> **MATERIAL FOR THIS TASK**:

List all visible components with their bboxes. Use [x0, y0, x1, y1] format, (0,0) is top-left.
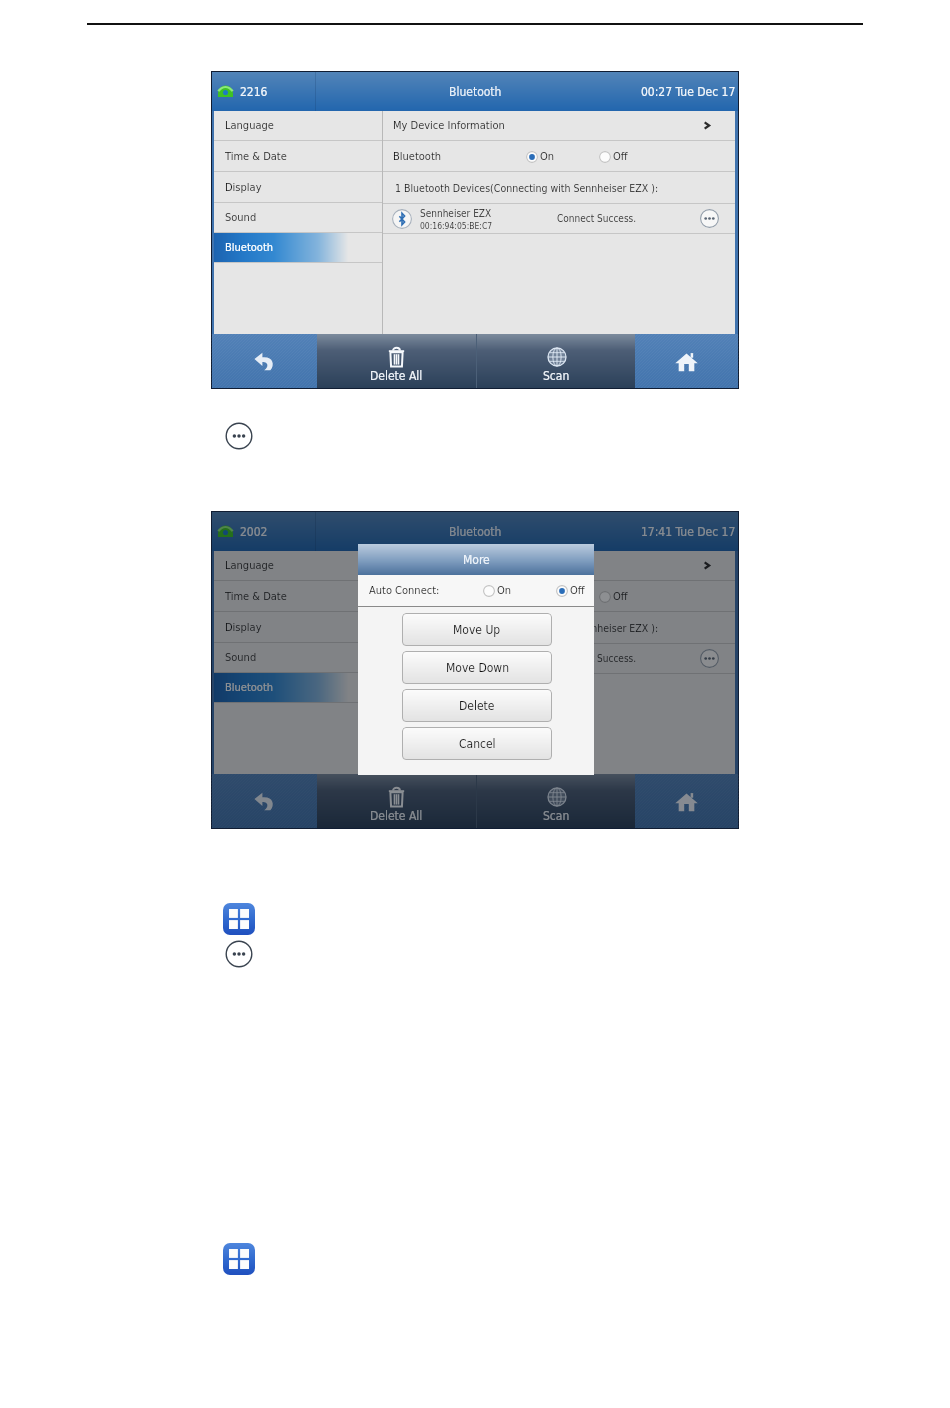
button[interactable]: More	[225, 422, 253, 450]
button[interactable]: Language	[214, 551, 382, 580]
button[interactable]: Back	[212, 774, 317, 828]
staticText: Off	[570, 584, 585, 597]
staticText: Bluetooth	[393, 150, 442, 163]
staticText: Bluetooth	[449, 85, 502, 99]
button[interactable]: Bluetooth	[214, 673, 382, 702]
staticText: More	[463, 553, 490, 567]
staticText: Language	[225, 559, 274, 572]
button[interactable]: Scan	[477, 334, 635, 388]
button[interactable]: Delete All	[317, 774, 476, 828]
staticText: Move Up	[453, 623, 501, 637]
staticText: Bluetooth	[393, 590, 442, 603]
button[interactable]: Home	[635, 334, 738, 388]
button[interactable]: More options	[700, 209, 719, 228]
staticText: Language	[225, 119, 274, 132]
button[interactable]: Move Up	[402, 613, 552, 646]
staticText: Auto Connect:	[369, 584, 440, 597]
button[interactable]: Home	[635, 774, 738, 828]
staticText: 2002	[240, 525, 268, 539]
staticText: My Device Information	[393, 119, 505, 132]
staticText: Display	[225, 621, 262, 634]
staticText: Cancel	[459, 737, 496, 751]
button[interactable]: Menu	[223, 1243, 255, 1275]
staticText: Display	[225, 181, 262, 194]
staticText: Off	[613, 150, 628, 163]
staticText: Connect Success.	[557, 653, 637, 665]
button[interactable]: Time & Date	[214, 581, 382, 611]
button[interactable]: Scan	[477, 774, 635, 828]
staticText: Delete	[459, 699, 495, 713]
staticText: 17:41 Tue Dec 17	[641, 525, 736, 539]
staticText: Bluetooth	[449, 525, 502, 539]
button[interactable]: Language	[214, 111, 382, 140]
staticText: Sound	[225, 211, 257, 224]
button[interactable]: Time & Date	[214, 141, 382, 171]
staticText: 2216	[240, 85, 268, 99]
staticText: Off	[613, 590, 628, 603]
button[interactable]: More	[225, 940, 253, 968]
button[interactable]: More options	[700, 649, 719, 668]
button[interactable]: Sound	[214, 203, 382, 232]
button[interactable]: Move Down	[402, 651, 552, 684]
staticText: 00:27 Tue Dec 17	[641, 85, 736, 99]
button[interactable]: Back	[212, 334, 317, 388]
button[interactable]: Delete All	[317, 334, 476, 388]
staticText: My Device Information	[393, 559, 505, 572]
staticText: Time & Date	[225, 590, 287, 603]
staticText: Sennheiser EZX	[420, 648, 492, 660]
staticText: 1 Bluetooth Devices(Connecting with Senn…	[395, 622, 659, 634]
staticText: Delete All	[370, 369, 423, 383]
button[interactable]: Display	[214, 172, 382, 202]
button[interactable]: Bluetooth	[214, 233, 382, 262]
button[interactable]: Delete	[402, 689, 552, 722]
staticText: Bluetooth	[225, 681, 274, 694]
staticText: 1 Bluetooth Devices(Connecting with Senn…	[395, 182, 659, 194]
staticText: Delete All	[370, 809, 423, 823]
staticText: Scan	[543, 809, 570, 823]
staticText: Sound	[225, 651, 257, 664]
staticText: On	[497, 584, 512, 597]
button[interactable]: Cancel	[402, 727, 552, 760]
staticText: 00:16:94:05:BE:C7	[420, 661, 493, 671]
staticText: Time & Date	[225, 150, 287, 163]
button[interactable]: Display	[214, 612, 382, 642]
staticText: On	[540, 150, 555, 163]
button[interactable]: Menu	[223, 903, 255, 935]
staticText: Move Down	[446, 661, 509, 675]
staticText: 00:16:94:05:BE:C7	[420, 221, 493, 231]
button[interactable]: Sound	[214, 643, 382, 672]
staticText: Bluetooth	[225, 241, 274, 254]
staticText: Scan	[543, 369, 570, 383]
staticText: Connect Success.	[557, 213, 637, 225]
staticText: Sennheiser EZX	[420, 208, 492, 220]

> **DIRECTION**: Substitute "Wireless" for "Bluetooth" in every line of the material from the one containing "422, 253, 450]" down to the one containing "623, 501, 637]", and give only those lines, otherwise unchanged.

> **REPLY**:
button[interactable]: More	[225, 422, 253, 450]
button[interactable]: Language	[214, 551, 382, 580]
button[interactable]: Back	[212, 774, 317, 828]
staticText: Off	[570, 584, 585, 597]
staticText: Wireless	[393, 150, 442, 163]
staticText: Wireless	[449, 85, 502, 99]
button[interactable]: Wireless	[214, 673, 382, 702]
staticText: More	[463, 553, 490, 567]
staticText: Language	[225, 559, 274, 572]
button[interactable]: Scan	[477, 334, 635, 388]
button[interactable]: Delete All	[317, 774, 476, 828]
staticText: Move Up	[453, 623, 501, 637]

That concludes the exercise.